• [Your objective]: Extract the full listing below without altering a single character.

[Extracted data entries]
►

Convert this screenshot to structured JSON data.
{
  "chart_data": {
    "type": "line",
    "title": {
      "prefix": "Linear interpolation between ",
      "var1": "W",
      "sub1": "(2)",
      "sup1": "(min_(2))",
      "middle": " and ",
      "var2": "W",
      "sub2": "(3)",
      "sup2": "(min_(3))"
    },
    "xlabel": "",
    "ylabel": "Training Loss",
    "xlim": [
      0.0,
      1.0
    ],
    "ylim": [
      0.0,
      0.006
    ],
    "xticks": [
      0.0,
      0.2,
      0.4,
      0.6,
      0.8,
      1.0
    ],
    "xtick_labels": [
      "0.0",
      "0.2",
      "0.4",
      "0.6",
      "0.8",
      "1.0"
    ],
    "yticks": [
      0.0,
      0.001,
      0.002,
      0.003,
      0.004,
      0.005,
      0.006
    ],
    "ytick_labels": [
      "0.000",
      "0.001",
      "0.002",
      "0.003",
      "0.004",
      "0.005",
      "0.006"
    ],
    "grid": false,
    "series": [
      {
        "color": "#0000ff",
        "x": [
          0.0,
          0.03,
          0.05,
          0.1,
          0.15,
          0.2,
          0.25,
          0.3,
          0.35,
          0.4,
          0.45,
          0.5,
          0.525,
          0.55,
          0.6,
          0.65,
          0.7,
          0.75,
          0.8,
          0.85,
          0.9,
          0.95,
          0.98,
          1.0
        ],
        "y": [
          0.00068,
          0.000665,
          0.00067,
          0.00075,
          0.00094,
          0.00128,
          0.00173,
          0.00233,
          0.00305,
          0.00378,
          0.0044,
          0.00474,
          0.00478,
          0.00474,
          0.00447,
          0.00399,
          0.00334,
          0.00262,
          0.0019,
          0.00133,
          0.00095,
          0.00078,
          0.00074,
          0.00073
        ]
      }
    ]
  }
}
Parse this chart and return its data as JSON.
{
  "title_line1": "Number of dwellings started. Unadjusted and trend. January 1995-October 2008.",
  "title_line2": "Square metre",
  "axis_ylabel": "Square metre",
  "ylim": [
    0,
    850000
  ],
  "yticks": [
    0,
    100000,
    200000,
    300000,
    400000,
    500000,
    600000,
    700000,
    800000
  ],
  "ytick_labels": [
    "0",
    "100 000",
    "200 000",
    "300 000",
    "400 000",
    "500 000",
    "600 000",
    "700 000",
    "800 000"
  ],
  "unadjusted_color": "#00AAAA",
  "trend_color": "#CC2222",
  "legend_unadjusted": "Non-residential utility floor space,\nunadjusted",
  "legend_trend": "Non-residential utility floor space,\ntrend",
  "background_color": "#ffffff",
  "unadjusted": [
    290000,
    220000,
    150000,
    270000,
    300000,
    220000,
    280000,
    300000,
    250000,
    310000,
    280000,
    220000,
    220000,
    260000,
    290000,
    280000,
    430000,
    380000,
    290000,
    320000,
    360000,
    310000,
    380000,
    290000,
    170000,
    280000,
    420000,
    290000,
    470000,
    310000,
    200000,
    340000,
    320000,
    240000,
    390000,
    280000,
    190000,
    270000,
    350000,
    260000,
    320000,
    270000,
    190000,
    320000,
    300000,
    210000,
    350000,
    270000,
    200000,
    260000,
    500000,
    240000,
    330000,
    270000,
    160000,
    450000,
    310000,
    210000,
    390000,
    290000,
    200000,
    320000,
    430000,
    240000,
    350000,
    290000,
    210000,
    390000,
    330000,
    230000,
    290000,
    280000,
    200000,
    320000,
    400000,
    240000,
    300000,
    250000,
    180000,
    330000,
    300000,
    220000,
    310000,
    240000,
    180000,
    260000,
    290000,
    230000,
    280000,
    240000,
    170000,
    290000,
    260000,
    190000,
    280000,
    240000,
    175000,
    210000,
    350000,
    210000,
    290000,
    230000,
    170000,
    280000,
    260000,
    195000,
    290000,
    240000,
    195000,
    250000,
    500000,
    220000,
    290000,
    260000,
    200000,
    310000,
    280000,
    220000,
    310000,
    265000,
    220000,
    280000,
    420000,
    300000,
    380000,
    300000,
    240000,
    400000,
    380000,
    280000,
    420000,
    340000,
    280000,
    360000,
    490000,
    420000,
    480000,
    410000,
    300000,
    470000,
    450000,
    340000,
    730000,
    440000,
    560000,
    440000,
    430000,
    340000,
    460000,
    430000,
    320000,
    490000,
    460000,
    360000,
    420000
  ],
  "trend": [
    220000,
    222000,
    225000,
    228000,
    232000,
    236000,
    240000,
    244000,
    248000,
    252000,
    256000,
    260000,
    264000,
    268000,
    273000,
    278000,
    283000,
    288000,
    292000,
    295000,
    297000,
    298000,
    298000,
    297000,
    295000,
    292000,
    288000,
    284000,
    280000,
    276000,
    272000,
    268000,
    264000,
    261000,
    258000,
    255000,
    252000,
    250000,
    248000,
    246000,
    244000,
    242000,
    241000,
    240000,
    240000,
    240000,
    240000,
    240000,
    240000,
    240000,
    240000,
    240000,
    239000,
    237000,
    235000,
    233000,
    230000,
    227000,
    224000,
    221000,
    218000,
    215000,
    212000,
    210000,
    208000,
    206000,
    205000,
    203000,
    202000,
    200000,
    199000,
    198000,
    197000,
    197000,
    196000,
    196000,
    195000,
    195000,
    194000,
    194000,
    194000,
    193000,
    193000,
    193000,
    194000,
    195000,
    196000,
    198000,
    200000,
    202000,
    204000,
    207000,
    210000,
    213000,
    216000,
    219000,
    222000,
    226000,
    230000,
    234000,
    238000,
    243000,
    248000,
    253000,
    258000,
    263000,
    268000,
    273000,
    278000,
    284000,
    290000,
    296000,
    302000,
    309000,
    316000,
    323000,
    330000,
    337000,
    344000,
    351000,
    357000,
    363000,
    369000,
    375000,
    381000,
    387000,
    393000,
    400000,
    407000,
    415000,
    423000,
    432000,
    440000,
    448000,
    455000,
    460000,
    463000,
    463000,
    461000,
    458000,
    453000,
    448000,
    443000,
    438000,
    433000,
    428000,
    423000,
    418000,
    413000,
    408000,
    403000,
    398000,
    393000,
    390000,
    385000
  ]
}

◄

• [The answer]:
Convert this screenshot to structured JSON data.
{
  "chart_data": {
    "type": "line",
    "title": {
      "prefix": "Linear interpolation between ",
      "var1": "W",
      "sub1": "(2)",
      "sup1": "(min_(2))",
      "middle": " and ",
      "var2": "W",
      "sub2": "(3)",
      "sup2": "(min_(3))"
    },
    "xlabel": "",
    "ylabel": "Training Loss",
    "xlim": [
      0.0,
      1.0
    ],
    "ylim": [
      0.0,
      0.006
    ],
    "xticks": [
      0.0,
      0.2,
      0.4,
      0.6,
      0.8,
      1.0
    ],
    "xtick_labels": [
      "0.0",
      "0.2",
      "0.4",
      "0.6",
      "0.8",
      "1.0"
    ],
    "yticks": [
      0.0,
      0.001,
      0.002,
      0.003,
      0.004,
      0.005,
      0.006
    ],
    "ytick_labels": [
      "0.000",
      "0.001",
      "0.002",
      "0.003",
      "0.004",
      "0.005",
      "0.006"
    ],
    "grid": false,
    "series": [
      {
        "color": "#0000ff",
        "x": [
          0.0,
          0.03,
          0.05,
          0.1,
          0.15,
          0.2,
          0.25,
          0.3,
          0.35,
          0.4,
          0.45,
          0.5,
          0.525,
          0.55,
          0.6,
          0.65,
          0.7,
          0.75,
          0.8,
          0.85,
          0.9,
          0.95,
          0.98,
          1.0
        ],
        "y": [
          0.00068,
          0.000665,
          0.00067,
          0.00075,
          0.00094,
          0.00128,
          0.00173,
          0.00233,
          0.00305,
          0.00378,
          0.0044,
          0.00474,
          0.00478,
          0.00474,
          0.00447,
          0.00399,
          0.00334,
          0.00262,
          0.0019,
          0.00133,
          0.00095,
          0.00078,
          0.00074,
          0.00073
        ]
      }
    ]
  }
}
Parse this chart and return its data as JSON.
{
  "title_line1": "Number of dwellings started. Unadjusted and trend. January 1995-October 2008.",
  "title_line2": "Square metre",
  "axis_ylabel": "Square metre",
  "ylim": [
    0,
    850000
  ],
  "yticks": [
    0,
    100000,
    200000,
    300000,
    400000,
    500000,
    600000,
    700000,
    800000
  ],
  "ytick_labels": [
    "0",
    "100 000",
    "200 000",
    "300 000",
    "400 000",
    "500 000",
    "600 000",
    "700 000",
    "800 000"
  ],
  "unadjusted_color": "#00AAAA",
  "trend_color": "#CC2222",
  "legend_unadjusted": "Non-residential utility floor space,\nunadjusted",
  "legend_trend": "Non-residential utility floor space,\ntrend",
  "background_color": "#ffffff",
  "unadjusted": [
    290000,
    220000,
    150000,
    270000,
    300000,
    220000,
    280000,
    300000,
    250000,
    310000,
    280000,
    220000,
    220000,
    260000,
    290000,
    280000,
    430000,
    380000,
    290000,
    320000,
    360000,
    310000,
    380000,
    290000,
    170000,
    280000,
    420000,
    290000,
    470000,
    310000,
    200000,
    340000,
    320000,
    240000,
    390000,
    280000,
    190000,
    270000,
    350000,
    260000,
    320000,
    270000,
    190000,
    320000,
    300000,
    210000,
    350000,
    270000,
    200000,
    260000,
    500000,
    240000,
    330000,
    270000,
    160000,
    450000,
    310000,
    210000,
    390000,
    290000,
    200000,
    320000,
    430000,
    240000,
    350000,
    290000,
    210000,
    390000,
    330000,
    230000,
    290000,
    280000,
    200000,
    320000,
    400000,
    240000,
    300000,
    250000,
    180000,
    330000,
    300000,
    220000,
    310000,
    240000,
    180000,
    260000,
    290000,
    230000,
    280000,
    240000,
    170000,
    290000,
    260000,
    190000,
    280000,
    240000,
    175000,
    210000,
    350000,
    210000,
    290000,
    230000,
    170000,
    280000,
    260000,
    195000,
    290000,
    240000,
    195000,
    250000,
    500000,
    220000,
    290000,
    260000,
    200000,
    310000,
    280000,
    220000,
    310000,
    265000,
    220000,
    280000,
    420000,
    300000,
    380000,
    300000,
    240000,
    400000,
    380000,
    280000,
    420000,
    340000,
    280000,
    360000,
    490000,
    420000,
    480000,
    410000,
    300000,
    470000,
    450000,
    340000,
    730000,
    440000,
    560000,
    440000,
    430000,
    340000,
    460000,
    430000,
    320000,
    490000,
    460000,
    360000,
    420000
  ],
  "trend": [
    220000,
    222000,
    225000,
    228000,
    232000,
    236000,
    240000,
    244000,
    248000,
    252000,
    256000,
    260000,
    264000,
    268000,
    273000,
    278000,
    283000,
    288000,
    292000,
    295000,
    297000,
    298000,
    298000,
    297000,
    295000,
    292000,
    288000,
    284000,
    280000,
    276000,
    272000,
    268000,
    264000,
    261000,
    258000,
    255000,
    252000,
    250000,
    248000,
    246000,
    244000,
    242000,
    241000,
    240000,
    240000,
    240000,
    240000,
    240000,
    240000,
    240000,
    240000,
    240000,
    239000,
    237000,
    235000,
    233000,
    230000,
    227000,
    224000,
    221000,
    218000,
    215000,
    212000,
    210000,
    208000,
    206000,
    205000,
    203000,
    202000,
    200000,
    199000,
    198000,
    197000,
    197000,
    196000,
    196000,
    195000,
    195000,
    194000,
    194000,
    194000,
    193000,
    193000,
    193000,
    194000,
    195000,
    196000,
    198000,
    200000,
    202000,
    204000,
    207000,
    210000,
    213000,
    216000,
    219000,
    222000,
    226000,
    230000,
    234000,
    238000,
    243000,
    248000,
    253000,
    258000,
    263000,
    268000,
    273000,
    278000,
    284000,
    290000,
    296000,
    302000,
    309000,
    316000,
    323000,
    330000,
    337000,
    344000,
    351000,
    357000,
    363000,
    369000,
    375000,
    381000,
    387000,
    393000,
    400000,
    407000,
    415000,
    423000,
    432000,
    440000,
    448000,
    455000,
    460000,
    463000,
    463000,
    461000,
    458000,
    453000,
    448000,
    443000,
    438000,
    433000,
    428000,
    423000,
    418000,
    413000,
    408000,
    403000,
    398000,
    393000,
    390000,
    385000
  ]
}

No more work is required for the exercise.